Records provided →

-*-

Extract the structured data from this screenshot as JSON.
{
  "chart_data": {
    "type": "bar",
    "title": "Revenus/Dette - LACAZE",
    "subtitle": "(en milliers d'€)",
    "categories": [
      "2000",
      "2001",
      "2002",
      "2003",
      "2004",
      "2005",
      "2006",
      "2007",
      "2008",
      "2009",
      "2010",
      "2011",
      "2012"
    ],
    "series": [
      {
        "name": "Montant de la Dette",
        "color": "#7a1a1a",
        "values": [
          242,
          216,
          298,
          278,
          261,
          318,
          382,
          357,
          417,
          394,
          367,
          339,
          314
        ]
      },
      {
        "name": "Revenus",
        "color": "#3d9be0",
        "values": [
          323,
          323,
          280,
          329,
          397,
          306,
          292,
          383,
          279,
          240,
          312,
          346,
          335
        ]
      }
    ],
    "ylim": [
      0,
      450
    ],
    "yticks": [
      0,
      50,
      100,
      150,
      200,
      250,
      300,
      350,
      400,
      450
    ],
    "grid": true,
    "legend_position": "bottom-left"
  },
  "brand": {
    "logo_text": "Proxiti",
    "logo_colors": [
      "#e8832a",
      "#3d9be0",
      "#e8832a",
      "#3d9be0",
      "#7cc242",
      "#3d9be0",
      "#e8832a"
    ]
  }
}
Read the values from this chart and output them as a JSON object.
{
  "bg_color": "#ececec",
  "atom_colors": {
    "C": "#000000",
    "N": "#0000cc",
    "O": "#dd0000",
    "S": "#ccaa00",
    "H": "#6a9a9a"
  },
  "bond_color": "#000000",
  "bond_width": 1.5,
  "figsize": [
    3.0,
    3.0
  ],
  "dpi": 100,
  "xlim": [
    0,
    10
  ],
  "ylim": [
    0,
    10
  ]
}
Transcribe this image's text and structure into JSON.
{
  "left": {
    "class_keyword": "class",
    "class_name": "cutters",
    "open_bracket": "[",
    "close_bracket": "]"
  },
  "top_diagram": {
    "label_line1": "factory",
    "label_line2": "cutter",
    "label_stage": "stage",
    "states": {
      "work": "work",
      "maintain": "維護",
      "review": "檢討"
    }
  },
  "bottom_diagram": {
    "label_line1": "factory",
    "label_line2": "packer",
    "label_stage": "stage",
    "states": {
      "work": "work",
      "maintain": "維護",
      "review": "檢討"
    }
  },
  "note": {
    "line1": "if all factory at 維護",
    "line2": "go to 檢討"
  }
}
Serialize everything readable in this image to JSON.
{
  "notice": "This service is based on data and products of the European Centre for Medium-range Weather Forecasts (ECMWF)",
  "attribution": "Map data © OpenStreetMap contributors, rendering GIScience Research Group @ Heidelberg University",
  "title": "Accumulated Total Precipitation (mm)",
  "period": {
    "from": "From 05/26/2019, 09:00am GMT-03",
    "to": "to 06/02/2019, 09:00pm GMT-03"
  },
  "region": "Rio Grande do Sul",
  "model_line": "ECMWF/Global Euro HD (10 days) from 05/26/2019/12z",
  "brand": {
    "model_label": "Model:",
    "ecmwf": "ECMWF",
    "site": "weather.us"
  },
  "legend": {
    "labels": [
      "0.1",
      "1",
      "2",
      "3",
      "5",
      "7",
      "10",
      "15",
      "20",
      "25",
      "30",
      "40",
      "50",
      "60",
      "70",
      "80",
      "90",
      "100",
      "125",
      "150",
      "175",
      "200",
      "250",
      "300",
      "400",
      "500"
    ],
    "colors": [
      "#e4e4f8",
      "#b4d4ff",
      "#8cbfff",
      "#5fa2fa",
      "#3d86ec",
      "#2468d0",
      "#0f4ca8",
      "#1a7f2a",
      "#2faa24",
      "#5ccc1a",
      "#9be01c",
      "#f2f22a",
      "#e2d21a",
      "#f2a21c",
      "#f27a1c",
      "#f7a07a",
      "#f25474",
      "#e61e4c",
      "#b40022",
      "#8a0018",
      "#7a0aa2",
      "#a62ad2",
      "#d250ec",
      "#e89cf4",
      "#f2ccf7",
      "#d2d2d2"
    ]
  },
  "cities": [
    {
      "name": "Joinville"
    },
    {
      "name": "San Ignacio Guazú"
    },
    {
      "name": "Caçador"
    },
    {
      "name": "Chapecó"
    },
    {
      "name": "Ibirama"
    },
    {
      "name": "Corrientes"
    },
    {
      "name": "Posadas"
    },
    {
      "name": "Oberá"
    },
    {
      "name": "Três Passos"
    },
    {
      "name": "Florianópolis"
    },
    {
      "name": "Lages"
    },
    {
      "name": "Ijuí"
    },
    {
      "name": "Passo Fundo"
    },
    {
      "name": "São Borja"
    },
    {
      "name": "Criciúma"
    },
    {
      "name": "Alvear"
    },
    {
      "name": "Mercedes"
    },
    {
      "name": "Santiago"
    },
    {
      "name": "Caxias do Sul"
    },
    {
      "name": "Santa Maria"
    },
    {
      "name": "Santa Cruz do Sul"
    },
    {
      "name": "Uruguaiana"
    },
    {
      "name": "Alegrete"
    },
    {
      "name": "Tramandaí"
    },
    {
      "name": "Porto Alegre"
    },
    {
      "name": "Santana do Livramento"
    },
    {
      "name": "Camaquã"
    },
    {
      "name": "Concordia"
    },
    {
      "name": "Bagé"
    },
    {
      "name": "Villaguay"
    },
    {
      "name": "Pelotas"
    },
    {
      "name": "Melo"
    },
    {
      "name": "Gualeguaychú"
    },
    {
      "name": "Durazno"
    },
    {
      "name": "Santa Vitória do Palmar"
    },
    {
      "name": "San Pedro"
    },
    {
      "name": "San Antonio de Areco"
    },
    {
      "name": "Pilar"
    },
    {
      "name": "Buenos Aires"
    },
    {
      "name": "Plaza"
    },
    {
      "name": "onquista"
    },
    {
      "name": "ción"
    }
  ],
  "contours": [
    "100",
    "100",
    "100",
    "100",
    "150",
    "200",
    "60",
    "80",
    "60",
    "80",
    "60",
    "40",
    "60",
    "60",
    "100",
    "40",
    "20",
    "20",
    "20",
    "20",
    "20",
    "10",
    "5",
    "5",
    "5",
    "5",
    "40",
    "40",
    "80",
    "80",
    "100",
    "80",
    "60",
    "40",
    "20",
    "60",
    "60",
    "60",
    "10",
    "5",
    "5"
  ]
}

-*-

Stated problem → Identify lines with the string "JSON". Copy each one.

Completed exercise →
Extract the structured data from this screenshot as JSON.
Read the values from this chart and output them as a JSON object.
Transcribe this image's text and structure into JSON.
Serialize everything readable in this image to JSON.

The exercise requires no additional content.